### Texto de lectura

┏━━

Prevenido de este instinto busca siempre en los
conflictos una mano que lo
sostenga y corre con entusiasmo donde lo llama
el
héroe que le ofrece salvarlo: si poseído éste del amor a la gloria
emprende cosas grandes, su
ejemplo le hace sentir luego hasta qué grado de
fuerza puede elevarse su
virtud, y comunicándose a la multitud la energía
del
individuo llega a fijar su destino.
Ningún pueblo ha derogado ni
puede derogar sus derechos; su propensión a
la
salud pública es una necesidad que resulta de su organización moral, y
su
amor a la independencia es tanto mayor, cuanto es más íntimo el
convencimiento que tiene de
su propia dignidad: él la sostendrá con sus
fuerzas físicas, si el que
dirige su opinión desenvuelve esta aptitud. Al
hombre ilustrado toca este
deber, y sus luces son la medida de los
esfuerzos con que debe
contribuir. He aquí como insensiblemente he venido
a
fijar la regla que debe formar el espíritu de una institución que
empieza en este memorable
día y llegará a ser en breve el seminario de las
virtudes
públicas.

┗━━

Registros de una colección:

┏━━

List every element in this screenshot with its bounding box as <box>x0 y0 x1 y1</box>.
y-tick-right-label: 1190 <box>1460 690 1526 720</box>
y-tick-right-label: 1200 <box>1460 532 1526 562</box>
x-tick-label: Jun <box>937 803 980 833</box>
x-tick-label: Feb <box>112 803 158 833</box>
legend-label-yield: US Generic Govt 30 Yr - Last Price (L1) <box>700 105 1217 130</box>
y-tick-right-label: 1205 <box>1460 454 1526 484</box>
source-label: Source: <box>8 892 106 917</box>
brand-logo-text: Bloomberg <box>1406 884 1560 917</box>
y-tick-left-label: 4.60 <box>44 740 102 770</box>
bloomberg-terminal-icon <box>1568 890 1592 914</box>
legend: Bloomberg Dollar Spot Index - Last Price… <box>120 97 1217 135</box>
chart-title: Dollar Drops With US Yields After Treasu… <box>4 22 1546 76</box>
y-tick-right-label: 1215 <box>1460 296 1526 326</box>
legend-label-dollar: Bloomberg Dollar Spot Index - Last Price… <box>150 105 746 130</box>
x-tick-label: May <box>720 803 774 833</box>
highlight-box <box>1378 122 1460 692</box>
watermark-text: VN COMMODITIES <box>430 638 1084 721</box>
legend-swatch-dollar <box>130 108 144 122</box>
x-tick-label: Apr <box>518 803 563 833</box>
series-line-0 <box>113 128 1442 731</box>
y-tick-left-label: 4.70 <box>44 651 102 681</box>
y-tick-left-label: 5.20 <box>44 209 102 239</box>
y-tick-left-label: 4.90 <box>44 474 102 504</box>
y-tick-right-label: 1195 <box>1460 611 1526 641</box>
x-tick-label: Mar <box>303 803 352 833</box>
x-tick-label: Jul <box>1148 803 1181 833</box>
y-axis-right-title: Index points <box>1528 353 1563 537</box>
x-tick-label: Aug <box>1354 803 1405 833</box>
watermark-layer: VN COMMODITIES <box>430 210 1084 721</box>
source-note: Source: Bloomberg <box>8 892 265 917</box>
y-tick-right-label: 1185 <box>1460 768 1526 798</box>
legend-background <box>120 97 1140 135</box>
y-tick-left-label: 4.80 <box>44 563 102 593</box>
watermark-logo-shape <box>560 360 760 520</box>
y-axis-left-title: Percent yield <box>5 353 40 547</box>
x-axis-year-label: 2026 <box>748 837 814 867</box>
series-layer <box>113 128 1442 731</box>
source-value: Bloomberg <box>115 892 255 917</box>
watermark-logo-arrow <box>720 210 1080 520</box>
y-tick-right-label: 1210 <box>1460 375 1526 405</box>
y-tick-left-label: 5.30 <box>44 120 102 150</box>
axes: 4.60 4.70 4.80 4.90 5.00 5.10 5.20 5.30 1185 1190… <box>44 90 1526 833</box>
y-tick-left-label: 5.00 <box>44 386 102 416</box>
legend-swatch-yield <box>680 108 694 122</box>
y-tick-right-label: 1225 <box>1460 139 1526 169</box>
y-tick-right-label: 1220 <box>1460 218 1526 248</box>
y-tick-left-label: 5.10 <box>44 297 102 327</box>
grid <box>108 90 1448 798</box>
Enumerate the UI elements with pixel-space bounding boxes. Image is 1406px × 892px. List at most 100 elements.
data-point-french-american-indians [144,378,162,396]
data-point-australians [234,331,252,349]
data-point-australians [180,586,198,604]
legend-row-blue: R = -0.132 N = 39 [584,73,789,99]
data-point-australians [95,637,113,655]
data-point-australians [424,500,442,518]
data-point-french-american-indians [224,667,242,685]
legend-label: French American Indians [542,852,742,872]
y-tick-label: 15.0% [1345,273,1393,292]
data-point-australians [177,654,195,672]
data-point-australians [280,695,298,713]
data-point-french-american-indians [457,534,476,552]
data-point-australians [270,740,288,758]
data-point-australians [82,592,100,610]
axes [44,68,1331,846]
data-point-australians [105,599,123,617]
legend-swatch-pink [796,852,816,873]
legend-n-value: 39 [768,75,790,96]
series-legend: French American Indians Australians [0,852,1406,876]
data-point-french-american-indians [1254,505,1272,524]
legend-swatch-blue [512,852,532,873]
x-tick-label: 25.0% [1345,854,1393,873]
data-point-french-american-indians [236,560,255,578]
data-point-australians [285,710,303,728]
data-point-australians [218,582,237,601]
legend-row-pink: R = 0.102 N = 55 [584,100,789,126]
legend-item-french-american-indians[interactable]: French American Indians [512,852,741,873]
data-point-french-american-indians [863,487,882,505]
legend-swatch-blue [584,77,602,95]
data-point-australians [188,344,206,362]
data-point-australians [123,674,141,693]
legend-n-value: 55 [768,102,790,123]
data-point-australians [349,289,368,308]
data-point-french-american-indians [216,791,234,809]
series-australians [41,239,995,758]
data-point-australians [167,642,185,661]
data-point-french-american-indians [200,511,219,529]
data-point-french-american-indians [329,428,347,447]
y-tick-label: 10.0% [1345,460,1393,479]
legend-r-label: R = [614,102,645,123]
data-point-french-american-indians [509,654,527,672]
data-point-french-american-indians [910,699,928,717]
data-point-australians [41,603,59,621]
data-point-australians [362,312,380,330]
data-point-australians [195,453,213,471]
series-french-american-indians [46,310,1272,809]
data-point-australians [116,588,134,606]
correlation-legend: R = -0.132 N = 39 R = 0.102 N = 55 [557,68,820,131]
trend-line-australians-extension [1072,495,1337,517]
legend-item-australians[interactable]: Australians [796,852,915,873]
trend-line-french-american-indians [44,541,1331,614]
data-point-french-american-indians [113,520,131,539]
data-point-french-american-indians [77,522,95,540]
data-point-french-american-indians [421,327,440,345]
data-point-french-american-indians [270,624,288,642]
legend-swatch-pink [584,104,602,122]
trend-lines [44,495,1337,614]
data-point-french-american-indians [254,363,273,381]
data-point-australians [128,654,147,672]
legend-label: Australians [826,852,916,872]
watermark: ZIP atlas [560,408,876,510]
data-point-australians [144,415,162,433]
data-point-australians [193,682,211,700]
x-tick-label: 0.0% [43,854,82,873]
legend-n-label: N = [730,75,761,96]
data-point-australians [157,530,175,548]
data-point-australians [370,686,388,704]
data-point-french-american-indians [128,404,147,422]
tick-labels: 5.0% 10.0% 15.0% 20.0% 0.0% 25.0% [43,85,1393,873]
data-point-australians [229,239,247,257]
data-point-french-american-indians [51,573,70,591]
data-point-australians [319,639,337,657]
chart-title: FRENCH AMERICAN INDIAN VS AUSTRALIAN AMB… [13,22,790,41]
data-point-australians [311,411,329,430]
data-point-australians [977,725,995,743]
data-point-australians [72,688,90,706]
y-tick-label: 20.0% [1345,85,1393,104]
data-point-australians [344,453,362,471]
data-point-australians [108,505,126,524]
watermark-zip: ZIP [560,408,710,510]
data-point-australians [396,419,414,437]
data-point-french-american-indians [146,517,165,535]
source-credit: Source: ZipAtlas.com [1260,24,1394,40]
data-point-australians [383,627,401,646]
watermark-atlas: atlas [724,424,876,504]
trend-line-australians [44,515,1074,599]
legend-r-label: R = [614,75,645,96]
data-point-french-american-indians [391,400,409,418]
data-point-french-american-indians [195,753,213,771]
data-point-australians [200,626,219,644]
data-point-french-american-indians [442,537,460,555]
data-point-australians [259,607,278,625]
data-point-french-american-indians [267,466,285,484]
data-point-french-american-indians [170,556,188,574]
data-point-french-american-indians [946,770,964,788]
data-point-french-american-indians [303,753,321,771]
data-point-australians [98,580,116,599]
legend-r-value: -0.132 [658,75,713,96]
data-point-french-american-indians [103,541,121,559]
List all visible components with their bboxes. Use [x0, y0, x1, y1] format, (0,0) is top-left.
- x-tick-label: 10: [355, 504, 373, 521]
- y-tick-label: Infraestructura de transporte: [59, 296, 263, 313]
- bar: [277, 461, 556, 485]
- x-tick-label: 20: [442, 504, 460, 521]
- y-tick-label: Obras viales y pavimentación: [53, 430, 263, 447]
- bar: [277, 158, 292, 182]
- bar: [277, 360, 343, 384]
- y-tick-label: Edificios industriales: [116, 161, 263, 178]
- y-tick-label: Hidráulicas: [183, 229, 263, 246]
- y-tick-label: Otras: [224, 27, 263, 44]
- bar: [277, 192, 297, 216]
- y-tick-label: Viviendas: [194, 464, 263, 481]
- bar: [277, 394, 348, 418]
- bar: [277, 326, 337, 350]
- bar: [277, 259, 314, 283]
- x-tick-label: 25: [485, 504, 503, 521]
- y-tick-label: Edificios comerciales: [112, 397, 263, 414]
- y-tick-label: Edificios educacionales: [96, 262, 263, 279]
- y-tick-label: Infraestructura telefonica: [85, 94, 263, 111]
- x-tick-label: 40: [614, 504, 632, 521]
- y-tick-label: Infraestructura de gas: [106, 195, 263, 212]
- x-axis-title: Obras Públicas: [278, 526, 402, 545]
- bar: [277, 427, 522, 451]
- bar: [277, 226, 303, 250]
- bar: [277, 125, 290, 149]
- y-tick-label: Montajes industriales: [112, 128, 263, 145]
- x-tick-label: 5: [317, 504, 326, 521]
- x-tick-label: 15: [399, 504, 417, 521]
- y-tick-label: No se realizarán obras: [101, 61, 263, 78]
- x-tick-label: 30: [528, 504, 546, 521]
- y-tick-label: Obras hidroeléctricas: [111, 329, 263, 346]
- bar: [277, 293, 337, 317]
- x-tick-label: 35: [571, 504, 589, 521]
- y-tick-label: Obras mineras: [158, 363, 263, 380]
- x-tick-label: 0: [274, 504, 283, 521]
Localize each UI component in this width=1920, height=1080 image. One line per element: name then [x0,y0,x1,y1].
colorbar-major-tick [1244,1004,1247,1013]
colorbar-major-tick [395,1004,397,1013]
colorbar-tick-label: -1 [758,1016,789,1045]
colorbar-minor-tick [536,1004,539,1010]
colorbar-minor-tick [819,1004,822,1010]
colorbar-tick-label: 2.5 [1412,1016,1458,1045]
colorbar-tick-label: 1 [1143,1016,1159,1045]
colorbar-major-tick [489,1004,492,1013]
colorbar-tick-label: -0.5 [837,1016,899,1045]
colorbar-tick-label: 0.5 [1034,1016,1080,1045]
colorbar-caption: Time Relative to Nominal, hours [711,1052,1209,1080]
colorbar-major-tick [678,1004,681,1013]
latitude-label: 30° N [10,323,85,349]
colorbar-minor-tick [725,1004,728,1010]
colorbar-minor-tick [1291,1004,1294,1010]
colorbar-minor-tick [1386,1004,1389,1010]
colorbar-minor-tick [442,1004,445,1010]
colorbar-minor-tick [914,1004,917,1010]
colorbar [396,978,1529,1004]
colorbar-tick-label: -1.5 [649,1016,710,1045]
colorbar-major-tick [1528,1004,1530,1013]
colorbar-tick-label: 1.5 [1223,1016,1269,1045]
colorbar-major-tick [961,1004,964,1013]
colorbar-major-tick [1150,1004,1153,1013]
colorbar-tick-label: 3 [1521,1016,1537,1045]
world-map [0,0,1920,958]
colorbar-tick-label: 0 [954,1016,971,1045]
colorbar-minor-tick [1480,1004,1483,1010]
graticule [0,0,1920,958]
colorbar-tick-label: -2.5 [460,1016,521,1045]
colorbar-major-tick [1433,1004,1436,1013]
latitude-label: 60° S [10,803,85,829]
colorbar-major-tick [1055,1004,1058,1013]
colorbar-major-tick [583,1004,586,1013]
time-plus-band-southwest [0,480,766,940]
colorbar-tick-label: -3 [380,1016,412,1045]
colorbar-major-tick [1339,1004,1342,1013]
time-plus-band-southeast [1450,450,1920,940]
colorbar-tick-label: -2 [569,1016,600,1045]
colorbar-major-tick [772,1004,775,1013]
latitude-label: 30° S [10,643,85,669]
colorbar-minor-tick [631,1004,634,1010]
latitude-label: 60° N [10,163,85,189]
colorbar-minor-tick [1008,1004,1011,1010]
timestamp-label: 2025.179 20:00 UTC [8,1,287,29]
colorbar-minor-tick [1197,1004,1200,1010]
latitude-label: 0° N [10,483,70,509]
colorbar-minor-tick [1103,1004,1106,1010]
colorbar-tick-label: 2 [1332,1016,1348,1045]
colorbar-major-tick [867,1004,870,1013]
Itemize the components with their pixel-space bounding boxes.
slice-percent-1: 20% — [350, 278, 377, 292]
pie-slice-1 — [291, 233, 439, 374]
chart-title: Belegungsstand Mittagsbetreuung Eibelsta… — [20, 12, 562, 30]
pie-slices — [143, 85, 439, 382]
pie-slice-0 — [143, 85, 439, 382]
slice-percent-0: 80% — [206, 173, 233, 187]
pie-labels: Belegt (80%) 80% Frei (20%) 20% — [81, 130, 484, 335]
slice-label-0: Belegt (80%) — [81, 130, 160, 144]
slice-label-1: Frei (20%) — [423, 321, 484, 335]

┗━━

### Ejercicio breve 1
Localiza todas las filas que contienen la palabra "right" y cópialas completas.
### Ejercicio breve 2
Prosigue el texto sobre el pueblo y las virtudes públicas a partir de su última oración.
El texto y las filas son materiales independientes entre sí.

### Resultado del ejercicio 1
y-tick-right-label: 1190 <box>1460 690 1526 720</box>
y-tick-right-label: 1200 <box>1460 532 1526 562</box>
y-tick-right-label: 1205 <box>1460 454 1526 484</box>
y-tick-right-label: 1215 <box>1460 296 1526 326</box>
y-tick-right-label: 1195 <box>1460 611 1526 641</box>
y-axis-right-title: Index points <box>1528 353 1563 537</box>
y-tick-right-label: 1185 <box>1460 768 1526 798</box>
y-tick-right-label: 1210 <box>1460 375 1526 405</box>
y-tick-right-label: 1225 <box>1460 139 1526 169</box>
y-tick-right-label: 1220 <box>1460 218 1526 248</box>

### Resultado del ejercicio 2
Yo
no dudo que si hubiera sido compatible con el sistema antiguo la
existencia de un solo hombre
capaz de hacer conocer a los pueblos de
América su dignidad, el
período de la opresión acaso no hubiera sido más
durable que el de la
sorpresa que causó en ellos la irrupción de Hernán
Cortés y Pizarro; pero un
plan reflexivo de tiranizar fulminaba ya
terribles anatemas contra
todos los que tenían alguna influencia en la
multitud, y no le inspiraban
ideas de envilecimiento y servidumbre, ni le
hacían entender que debían
mirar como un don del cielo las cadenas que
arrastraba, obedecer a la
fuerza como a una ley sagrada, respetar la
esclavitud como un deber
natural y no conocer otra voluntad que la de un
déspota a quien la
preocupación hacía inviolable. Esta ha sido la causa
que
ha perpetuado hasta nuestros días el sistema colonial de la península:
los
pueblos habían olvidado su dignidad, y ya no juzgaban de sí mismos
sino por las ideas que les
inspiraba el opresor.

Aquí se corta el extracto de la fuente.